» Problem to work on
All lines below must be repeated exactly, with the pictures omitted.

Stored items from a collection
----

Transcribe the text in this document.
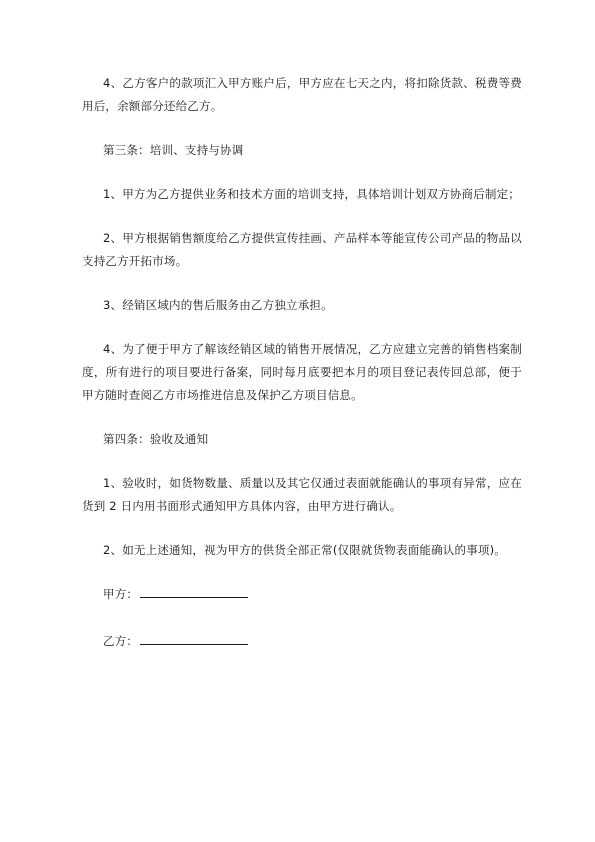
4、乙方客户的款项汇入甲方账户后，甲方应在七天之内，将扣除货款、税费等费用后，余额部分还给乙方。

第三条：培训、支持与协调

1、甲方为乙方提供业务和技术方面的培训支持，具体培训计划双方协商后制定；

2、甲方根据销售额度给乙方提供宣传挂画、产品样本等能宣传公司产品的物品以支持乙方开拓市场。

3、经销区域内的售后服务由乙方独立承担。

4、为了便于甲方了解该经销区域的销售开展情况，乙方应建立完善的销售档案制度，所有进行的项目要进行备案，同时每月底要把本月的项目登记表传回总部，便于甲方随时查阅乙方市场推进信息及保护乙方项目信息。

第四条：验收及通知

1、验收时，如货物数量、质量以及其它仅通过表面就能确认的事项有异常，应在货到 2 日内用书面形式通知甲方具体内容，由甲方进行确认。

2、如无上述通知，视为甲方的供货全部正常(仅限就货物表面能确认的事项)。

甲方：
乙方：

----

» Exercise result
Transcribe the text in this document.
4、乙方客户的款项汇入甲方账户后，甲方应在七天之内，将扣除货款、税费等费用后，余额部分还给乙方。

第三条：培训、支持与协调

1、甲方为乙方提供业务和技术方面的培训支持，具体培训计划双方协商后制定；

2、甲方根据销售额度给乙方提供宣传挂画、产品样本等能宣传公司产品的物品以支持乙方开拓市场。

3、经销区域内的售后服务由乙方独立承担。

4、为了便于甲方了解该经销区域的销售开展情况，乙方应建立完善的销售档案制度，所有进行的项目要进行备案，同时每月底要把本月的项目登记表传回总部，便于甲方随时查阅乙方市场推进信息及保护乙方项目信息。

第四条：验收及通知

1、验收时，如货物数量、质量以及其它仅通过表面就能确认的事项有异常，应在货到 2 日内用书面形式通知甲方具体内容，由甲方进行确认。

2、如无上述通知，视为甲方的供货全部正常(仅限就货物表面能确认的事项)。

甲方：
乙方：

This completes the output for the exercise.